Material supplied:
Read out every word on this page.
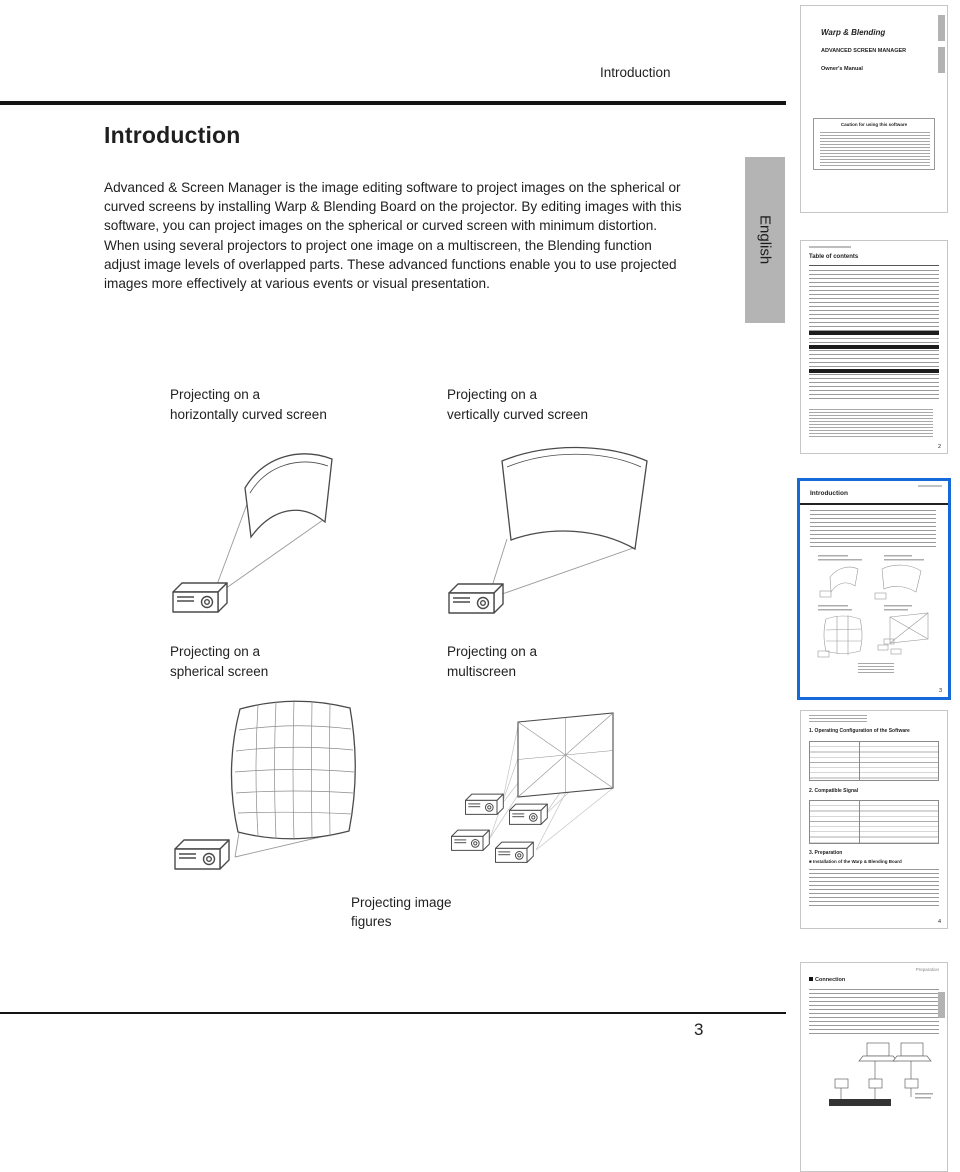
Introduction
Introduction

Advanced & Screen Manager is the image editing software to project images on the spherical or curved screens by installing Warp & Blending Board on the projector. By editing images with this software, you can project images on the spherical or curved screen with minimum distortion. When using several projectors to project one image on a multiscreen, the Blending function adjust image levels of overlapped parts. These advanced functions enable you to use projected images more effectively at various events or visual presentation.

Projecting on a
horizontally curved screen
Projecting on a
vertically curved screen
Projecting on a
spherical screen
Projecting on a
multiscreen
Projecting image
figures
3
English
Warp & Blending
ADVANCED SCREEN MANAGER
Owner's Manual
Caution for using this software
Table of contents
2
Introduction
3
1. Operating Configuration of the Software
2. Compatible Signal
3. Preparation
■ Installation of the Warp & Blending Board
4
Preparation
Connection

What you need to do: Write out the material above once more, exactly as it reads, with no pictures.

Result for this exercise:
Read out every word on this page.
Introduction
Introduction

Advanced & Screen Manager is the image editing software to project images on the spherical or curved screens by installing Warp & Blending Board on the projector. By editing images with this software, you can project images on the spherical or curved screen with minimum distortion. When using several projectors to project one image on a multiscreen, the Blending function adjust image levels of overlapped parts. These advanced functions enable you to use projected images more effectively at various events or visual presentation.

Projecting on a
horizontally curved screen
Projecting on a
vertically curved screen
Projecting on a
spherical screen
Projecting on a
multiscreen
Projecting image
figures
3
English
Warp & Blending
ADVANCED SCREEN MANAGER
Owner's Manual
Caution for using this software
Table of contents
2
Introduction
3
1. Operating Configuration of the Software
2. Compatible Signal
3. Preparation
■ Installation of the Warp & Blending Board
4
Preparation
Connection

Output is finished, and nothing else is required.